* The request *
Look through the records and report how many lines include the word "Arbitrary", with no other words.

* Records *
● ● ● ● ● ● ●
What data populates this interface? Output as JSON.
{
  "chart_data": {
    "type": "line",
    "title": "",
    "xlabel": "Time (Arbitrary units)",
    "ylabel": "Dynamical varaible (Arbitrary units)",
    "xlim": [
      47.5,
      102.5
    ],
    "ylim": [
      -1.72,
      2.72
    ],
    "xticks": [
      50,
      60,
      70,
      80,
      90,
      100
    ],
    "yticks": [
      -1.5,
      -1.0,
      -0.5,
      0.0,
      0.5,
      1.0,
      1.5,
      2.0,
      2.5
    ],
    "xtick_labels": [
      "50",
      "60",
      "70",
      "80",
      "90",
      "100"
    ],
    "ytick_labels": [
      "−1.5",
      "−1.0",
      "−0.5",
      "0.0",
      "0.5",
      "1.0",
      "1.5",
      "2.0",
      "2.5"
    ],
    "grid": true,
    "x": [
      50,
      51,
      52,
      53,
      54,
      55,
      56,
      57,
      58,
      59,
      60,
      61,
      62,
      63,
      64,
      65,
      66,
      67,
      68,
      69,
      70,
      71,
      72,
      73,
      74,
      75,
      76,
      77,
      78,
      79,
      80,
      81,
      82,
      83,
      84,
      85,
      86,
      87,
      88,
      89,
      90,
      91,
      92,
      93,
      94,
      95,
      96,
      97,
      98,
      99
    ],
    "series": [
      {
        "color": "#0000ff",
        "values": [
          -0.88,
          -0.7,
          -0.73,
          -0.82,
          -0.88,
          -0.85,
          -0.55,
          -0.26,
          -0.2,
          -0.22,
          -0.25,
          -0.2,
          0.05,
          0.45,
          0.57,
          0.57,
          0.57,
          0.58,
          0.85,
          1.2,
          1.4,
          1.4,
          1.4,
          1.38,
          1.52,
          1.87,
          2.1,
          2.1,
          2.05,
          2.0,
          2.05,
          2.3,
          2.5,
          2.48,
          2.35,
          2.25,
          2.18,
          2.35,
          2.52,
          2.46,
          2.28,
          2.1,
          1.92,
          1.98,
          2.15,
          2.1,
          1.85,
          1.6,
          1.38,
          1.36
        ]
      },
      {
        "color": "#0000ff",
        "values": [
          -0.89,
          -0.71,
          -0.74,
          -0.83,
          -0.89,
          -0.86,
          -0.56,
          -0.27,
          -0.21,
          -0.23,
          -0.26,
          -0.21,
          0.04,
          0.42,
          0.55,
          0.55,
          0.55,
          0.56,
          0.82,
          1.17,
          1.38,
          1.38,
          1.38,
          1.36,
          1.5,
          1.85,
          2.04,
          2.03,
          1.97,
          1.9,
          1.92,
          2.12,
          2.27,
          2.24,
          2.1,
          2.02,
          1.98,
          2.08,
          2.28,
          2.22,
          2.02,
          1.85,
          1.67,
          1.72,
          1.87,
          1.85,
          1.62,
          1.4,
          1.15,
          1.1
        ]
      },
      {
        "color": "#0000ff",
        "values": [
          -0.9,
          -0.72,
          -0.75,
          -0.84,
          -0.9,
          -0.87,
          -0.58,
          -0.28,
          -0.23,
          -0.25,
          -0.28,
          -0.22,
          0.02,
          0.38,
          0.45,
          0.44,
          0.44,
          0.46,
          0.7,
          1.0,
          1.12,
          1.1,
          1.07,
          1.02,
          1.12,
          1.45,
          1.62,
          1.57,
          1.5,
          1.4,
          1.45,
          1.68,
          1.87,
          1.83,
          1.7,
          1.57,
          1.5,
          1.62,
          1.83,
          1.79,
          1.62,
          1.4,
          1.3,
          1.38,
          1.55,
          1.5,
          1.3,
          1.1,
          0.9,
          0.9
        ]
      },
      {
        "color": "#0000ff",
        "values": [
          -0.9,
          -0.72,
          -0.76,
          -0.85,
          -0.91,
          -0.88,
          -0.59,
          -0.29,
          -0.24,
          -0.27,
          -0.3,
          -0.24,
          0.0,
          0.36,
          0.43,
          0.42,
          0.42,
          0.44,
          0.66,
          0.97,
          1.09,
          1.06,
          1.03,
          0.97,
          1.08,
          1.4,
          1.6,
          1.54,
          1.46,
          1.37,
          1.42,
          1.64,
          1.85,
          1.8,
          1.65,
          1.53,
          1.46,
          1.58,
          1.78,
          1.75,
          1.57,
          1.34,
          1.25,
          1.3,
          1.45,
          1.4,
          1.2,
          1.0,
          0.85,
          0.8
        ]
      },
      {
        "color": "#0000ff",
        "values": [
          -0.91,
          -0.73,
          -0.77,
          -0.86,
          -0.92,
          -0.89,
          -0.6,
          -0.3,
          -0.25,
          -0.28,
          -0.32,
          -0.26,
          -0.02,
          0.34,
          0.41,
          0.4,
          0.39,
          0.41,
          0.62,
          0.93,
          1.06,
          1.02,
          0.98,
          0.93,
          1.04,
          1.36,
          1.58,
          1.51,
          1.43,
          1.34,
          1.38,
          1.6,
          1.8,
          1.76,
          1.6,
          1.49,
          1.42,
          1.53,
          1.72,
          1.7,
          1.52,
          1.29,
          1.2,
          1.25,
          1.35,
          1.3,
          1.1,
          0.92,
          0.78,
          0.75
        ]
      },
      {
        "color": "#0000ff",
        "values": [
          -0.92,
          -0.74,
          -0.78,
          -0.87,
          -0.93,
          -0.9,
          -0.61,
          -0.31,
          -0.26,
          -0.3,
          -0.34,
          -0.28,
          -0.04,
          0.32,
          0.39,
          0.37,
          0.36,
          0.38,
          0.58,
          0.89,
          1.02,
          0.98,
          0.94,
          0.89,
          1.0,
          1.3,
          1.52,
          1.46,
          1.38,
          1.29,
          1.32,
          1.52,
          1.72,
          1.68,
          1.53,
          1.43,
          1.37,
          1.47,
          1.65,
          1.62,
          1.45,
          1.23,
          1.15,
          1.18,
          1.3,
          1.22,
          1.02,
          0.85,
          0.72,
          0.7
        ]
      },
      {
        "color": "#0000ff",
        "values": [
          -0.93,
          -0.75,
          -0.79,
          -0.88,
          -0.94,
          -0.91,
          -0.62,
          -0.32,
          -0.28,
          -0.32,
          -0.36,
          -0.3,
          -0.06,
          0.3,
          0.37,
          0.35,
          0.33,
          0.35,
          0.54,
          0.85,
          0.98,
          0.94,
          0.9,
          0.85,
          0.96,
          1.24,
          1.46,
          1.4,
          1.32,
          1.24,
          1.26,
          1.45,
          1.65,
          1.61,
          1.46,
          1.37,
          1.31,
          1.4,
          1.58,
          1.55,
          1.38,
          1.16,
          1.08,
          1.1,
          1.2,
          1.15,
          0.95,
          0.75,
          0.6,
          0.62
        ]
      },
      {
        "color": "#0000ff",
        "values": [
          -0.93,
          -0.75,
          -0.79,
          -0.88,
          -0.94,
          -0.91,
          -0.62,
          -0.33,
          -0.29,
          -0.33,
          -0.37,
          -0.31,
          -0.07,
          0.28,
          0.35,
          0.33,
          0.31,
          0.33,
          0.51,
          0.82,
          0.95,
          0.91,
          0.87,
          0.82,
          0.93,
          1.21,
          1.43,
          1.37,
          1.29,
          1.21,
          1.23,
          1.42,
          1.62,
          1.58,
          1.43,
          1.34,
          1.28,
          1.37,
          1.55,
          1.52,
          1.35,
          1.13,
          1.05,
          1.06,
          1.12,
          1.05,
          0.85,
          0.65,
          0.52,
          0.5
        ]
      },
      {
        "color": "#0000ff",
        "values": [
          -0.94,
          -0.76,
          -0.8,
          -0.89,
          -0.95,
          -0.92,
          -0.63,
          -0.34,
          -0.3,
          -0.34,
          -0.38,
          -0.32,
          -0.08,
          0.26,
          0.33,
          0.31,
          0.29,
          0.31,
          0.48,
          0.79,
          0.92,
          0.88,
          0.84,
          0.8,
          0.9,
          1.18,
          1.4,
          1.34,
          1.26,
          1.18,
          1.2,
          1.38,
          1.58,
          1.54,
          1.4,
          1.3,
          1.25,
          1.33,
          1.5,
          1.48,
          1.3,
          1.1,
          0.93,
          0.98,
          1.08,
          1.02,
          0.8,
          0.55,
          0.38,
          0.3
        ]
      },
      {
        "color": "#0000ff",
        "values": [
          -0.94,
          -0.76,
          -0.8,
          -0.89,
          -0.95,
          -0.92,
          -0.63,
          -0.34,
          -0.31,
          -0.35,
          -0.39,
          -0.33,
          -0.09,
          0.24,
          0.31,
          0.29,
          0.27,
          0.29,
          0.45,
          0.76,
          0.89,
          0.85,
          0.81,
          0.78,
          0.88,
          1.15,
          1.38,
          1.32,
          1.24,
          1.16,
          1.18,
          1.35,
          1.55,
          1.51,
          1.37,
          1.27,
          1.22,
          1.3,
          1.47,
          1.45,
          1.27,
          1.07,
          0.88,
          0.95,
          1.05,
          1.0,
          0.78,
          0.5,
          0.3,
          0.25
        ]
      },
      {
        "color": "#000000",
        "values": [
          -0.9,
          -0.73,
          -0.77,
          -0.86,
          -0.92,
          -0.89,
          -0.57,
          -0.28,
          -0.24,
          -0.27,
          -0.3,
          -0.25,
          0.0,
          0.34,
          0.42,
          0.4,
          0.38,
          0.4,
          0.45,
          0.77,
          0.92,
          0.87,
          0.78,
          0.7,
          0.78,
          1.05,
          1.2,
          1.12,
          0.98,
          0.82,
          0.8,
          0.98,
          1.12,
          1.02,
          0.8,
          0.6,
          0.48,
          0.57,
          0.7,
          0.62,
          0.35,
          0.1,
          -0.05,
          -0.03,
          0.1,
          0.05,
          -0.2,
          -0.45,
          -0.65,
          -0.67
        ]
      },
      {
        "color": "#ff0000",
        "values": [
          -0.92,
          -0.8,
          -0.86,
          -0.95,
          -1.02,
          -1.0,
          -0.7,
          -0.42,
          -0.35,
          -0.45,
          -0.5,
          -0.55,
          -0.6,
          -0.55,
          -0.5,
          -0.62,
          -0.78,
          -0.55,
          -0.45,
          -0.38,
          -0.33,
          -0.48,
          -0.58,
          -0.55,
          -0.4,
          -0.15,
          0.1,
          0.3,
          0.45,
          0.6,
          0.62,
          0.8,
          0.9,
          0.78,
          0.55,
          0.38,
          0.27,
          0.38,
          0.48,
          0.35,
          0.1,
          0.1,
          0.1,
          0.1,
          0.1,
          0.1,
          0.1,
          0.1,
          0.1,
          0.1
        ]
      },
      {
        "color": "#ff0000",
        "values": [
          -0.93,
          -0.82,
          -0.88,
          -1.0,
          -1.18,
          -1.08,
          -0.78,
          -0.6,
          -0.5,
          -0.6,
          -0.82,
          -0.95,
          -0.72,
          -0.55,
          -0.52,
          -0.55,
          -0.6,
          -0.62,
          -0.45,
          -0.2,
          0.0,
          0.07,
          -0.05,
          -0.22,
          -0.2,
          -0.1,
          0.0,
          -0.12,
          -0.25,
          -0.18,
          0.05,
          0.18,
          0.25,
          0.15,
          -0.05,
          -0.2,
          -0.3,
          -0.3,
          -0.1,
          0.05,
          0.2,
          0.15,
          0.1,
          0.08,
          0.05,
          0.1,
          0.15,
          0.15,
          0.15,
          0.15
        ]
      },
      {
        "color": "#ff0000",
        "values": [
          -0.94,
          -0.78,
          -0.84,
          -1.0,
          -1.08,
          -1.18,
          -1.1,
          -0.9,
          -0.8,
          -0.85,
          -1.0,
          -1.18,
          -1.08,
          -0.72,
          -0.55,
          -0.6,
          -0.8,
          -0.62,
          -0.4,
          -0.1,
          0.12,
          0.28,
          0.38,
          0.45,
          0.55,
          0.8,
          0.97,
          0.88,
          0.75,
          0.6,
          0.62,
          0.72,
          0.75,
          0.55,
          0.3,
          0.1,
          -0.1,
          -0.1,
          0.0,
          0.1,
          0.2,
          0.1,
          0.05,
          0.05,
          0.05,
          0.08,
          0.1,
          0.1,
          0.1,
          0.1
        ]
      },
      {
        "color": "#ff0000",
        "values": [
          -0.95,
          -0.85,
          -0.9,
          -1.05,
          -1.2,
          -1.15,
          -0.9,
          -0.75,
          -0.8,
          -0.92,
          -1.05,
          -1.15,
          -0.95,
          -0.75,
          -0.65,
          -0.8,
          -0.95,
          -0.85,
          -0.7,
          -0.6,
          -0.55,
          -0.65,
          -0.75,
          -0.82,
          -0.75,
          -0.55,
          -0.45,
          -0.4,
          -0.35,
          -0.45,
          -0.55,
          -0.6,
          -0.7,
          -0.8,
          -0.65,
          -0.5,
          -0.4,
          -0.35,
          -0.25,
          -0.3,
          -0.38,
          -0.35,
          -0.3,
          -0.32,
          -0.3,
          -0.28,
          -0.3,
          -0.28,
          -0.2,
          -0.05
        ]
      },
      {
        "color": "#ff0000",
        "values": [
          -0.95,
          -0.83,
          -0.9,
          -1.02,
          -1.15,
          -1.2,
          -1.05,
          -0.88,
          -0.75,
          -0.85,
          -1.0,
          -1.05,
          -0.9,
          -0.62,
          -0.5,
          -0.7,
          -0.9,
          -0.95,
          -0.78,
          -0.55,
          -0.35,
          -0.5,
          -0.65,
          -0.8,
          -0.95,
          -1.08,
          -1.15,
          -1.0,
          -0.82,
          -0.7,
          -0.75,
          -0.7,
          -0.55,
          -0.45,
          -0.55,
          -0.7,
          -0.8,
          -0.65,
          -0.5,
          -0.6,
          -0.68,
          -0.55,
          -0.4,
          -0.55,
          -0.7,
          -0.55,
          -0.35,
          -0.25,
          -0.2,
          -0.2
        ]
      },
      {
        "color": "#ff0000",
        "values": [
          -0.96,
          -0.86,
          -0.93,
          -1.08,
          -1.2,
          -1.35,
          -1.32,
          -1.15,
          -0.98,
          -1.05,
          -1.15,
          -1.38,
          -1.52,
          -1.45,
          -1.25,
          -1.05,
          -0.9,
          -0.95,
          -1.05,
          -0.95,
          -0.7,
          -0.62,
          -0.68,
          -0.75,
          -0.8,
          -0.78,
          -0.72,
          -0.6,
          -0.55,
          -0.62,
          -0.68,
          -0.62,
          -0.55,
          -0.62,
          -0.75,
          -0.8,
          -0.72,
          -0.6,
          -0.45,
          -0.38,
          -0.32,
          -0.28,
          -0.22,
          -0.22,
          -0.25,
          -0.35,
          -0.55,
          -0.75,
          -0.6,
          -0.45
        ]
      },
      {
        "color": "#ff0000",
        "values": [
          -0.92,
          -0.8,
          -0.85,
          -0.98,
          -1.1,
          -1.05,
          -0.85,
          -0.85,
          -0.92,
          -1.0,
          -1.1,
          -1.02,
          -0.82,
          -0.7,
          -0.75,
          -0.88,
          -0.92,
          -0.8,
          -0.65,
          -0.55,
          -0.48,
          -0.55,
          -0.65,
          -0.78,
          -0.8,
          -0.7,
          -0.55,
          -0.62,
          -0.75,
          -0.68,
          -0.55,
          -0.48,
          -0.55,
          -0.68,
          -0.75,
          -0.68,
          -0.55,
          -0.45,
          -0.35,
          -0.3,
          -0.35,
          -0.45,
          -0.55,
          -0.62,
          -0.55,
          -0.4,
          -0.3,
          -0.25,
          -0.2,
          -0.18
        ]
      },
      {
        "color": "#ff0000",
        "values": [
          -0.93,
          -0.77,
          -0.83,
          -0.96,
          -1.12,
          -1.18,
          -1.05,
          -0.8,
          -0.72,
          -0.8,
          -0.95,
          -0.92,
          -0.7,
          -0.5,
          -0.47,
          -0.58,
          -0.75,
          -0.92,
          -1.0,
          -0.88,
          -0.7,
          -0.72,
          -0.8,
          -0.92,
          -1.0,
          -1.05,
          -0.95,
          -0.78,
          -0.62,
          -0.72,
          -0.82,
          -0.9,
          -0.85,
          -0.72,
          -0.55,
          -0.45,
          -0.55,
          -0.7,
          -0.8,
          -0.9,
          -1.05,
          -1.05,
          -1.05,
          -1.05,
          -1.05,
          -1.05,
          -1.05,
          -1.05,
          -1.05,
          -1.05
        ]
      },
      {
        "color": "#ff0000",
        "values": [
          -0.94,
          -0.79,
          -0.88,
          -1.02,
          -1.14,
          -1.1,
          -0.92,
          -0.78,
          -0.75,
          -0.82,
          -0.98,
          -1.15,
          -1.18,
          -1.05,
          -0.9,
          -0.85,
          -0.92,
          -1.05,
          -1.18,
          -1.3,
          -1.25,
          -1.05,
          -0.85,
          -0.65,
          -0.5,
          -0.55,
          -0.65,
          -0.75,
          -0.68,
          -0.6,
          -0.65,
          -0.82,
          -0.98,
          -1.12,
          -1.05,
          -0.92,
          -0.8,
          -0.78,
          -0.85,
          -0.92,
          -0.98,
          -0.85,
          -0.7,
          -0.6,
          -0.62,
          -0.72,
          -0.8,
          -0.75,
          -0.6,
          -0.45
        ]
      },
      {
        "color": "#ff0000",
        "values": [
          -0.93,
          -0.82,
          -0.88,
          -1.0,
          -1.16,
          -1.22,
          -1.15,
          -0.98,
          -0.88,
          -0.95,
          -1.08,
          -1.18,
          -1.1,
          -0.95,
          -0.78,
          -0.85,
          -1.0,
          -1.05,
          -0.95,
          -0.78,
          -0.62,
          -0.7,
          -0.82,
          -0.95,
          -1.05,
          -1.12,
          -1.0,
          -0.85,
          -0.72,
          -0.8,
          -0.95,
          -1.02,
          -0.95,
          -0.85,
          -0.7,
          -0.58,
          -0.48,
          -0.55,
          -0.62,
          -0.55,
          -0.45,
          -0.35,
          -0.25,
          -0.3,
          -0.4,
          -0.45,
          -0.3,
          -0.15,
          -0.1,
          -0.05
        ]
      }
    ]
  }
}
● ● ● ● ● ● ●
* Expected answer *
2